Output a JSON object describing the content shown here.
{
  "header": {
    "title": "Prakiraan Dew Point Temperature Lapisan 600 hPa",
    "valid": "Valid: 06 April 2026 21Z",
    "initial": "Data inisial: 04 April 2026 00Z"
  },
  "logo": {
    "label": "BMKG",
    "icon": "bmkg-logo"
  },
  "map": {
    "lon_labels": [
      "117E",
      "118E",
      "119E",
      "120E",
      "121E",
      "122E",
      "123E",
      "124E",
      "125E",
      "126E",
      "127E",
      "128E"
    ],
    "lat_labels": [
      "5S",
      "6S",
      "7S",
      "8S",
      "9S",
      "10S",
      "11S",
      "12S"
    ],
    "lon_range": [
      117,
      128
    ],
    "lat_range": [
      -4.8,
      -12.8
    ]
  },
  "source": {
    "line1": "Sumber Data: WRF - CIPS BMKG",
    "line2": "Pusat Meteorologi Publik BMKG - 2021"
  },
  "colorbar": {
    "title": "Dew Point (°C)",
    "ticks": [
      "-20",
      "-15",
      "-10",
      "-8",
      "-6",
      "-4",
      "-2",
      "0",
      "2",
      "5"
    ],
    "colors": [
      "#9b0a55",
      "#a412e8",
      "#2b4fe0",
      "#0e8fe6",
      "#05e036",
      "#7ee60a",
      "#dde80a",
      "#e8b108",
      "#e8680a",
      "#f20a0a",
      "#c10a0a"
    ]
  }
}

^^^^^^^^^^^^^^^^

[WHAT YOU SHOULD DO]
Restate each record exactly as written.

[SOLUTION BELOW]
Output a JSON object describing the content shown here.
{
  "header": {
    "title": "Prakiraan Dew Point Temperature Lapisan 600 hPa",
    "valid": "Valid: 06 April 2026 21Z",
    "initial": "Data inisial: 04 April 2026 00Z"
  },
  "logo": {
    "label": "BMKG",
    "icon": "bmkg-logo"
  },
  "map": {
    "lon_labels": [
      "117E",
      "118E",
      "119E",
      "120E",
      "121E",
      "122E",
      "123E",
      "124E",
      "125E",
      "126E",
      "127E",
      "128E"
    ],
    "lat_labels": [
      "5S",
      "6S",
      "7S",
      "8S",
      "9S",
      "10S",
      "11S",
      "12S"
    ],
    "lon_range": [
      117,
      128
    ],
    "lat_range": [
      -4.8,
      -12.8
    ]
  },
  "source": {
    "line1": "Sumber Data: WRF - CIPS BMKG",
    "line2": "Pusat Meteorologi Publik BMKG - 2021"
  },
  "colorbar": {
    "title": "Dew Point (°C)",
    "ticks": [
      "-20",
      "-15",
      "-10",
      "-8",
      "-6",
      "-4",
      "-2",
      "0",
      "2",
      "5"
    ],
    "colors": [
      "#9b0a55",
      "#a412e8",
      "#2b4fe0",
      "#0e8fe6",
      "#05e036",
      "#7ee60a",
      "#dde80a",
      "#e8b108",
      "#e8680a",
      "#f20a0a",
      "#c10a0a"
    ]
  }
}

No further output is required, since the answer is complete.